Aim of the task
Determine the number of lines holding the word "JSON"; answer with that number only.
-*-*-
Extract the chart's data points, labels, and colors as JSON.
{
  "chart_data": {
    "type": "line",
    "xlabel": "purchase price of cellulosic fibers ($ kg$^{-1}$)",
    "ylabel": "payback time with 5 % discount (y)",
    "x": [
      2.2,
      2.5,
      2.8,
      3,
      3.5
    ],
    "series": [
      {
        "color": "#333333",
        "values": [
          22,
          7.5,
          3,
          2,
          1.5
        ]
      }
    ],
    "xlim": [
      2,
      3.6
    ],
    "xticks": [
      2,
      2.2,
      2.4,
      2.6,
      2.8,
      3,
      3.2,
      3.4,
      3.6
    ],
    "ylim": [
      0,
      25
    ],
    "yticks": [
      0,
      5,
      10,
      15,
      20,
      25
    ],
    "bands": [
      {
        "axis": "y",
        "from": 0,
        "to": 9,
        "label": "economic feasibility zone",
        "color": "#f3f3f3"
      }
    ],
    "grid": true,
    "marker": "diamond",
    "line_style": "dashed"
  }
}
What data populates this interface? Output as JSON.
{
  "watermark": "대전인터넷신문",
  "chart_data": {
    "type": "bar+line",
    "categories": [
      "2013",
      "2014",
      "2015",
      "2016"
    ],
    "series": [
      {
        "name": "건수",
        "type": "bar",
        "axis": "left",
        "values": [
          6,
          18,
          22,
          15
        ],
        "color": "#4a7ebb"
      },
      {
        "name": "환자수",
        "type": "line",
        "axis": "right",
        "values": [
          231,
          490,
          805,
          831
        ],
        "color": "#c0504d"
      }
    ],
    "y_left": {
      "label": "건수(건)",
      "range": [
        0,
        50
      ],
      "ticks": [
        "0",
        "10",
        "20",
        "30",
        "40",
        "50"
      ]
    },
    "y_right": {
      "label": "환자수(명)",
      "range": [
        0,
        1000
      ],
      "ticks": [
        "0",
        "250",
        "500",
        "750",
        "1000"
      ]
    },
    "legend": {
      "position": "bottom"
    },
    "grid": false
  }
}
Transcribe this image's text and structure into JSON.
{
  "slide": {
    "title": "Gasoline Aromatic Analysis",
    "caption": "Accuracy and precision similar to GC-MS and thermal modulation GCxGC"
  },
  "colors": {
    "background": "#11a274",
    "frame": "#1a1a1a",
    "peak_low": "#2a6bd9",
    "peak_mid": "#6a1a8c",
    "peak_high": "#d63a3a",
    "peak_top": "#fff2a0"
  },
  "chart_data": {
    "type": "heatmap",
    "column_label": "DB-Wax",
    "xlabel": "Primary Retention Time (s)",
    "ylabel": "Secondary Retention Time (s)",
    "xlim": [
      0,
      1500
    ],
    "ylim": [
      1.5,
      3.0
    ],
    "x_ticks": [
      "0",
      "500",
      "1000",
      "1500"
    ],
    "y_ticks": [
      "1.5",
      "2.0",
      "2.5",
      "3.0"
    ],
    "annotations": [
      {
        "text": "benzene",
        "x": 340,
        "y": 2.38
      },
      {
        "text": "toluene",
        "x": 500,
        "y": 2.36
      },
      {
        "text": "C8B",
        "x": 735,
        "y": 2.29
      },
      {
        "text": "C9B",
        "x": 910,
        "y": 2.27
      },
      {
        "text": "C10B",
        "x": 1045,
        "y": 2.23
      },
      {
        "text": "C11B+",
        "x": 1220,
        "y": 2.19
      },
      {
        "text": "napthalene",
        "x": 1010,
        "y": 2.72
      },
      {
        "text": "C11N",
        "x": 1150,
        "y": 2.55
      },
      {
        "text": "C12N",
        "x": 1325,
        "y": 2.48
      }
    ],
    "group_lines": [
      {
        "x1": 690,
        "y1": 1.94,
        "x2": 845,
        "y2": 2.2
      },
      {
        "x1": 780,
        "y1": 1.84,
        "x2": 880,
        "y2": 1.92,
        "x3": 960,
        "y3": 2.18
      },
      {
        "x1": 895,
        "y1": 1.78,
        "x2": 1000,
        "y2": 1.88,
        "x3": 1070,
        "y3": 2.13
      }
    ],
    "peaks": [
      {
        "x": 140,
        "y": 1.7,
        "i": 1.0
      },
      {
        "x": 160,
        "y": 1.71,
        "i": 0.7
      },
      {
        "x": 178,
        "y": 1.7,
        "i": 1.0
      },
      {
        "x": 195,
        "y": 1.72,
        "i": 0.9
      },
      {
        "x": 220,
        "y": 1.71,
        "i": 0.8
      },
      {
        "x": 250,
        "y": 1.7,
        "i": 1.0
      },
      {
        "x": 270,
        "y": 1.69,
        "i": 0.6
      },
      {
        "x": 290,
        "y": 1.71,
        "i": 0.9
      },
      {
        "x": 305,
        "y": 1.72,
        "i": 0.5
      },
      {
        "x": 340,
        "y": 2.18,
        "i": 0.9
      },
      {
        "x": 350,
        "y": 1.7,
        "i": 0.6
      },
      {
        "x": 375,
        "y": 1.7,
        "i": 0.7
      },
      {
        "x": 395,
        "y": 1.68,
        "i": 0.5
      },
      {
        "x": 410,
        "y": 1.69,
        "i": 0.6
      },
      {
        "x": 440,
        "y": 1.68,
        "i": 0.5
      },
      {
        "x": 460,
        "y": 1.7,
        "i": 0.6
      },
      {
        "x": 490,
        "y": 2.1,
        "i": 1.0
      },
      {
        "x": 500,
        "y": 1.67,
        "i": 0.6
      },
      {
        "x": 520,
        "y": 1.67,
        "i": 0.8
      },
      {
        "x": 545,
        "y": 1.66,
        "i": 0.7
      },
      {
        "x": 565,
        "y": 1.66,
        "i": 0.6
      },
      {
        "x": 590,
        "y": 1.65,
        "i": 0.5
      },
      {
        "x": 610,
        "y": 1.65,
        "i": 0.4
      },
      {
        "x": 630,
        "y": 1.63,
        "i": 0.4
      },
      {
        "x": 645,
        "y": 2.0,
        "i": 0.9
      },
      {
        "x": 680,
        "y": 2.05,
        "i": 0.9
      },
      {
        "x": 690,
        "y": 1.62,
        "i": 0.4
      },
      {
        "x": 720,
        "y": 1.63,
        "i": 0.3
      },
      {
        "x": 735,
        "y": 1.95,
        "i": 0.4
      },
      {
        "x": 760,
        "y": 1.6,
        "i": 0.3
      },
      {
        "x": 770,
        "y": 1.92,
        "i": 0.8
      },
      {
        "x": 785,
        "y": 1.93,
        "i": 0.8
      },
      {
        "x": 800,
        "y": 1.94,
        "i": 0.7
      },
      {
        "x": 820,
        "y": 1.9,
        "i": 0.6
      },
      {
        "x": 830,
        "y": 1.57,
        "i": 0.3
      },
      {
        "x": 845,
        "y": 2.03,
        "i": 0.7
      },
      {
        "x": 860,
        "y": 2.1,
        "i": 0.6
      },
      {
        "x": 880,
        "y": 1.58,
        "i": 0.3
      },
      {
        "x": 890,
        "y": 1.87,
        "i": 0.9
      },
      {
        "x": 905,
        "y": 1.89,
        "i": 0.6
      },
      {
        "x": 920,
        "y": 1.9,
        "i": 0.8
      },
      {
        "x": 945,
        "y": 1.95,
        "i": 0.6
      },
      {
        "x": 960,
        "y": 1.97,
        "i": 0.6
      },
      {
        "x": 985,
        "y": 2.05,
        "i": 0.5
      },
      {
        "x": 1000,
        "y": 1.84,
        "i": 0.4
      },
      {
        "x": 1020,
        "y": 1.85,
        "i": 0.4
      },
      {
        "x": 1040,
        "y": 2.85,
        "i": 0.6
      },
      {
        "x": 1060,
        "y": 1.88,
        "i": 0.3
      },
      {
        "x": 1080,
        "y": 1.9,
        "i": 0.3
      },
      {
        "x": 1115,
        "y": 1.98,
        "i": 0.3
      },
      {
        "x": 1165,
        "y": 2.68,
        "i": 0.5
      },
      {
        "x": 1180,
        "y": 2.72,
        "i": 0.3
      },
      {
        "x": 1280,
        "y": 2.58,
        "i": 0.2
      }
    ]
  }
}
-*-*-
Task result
3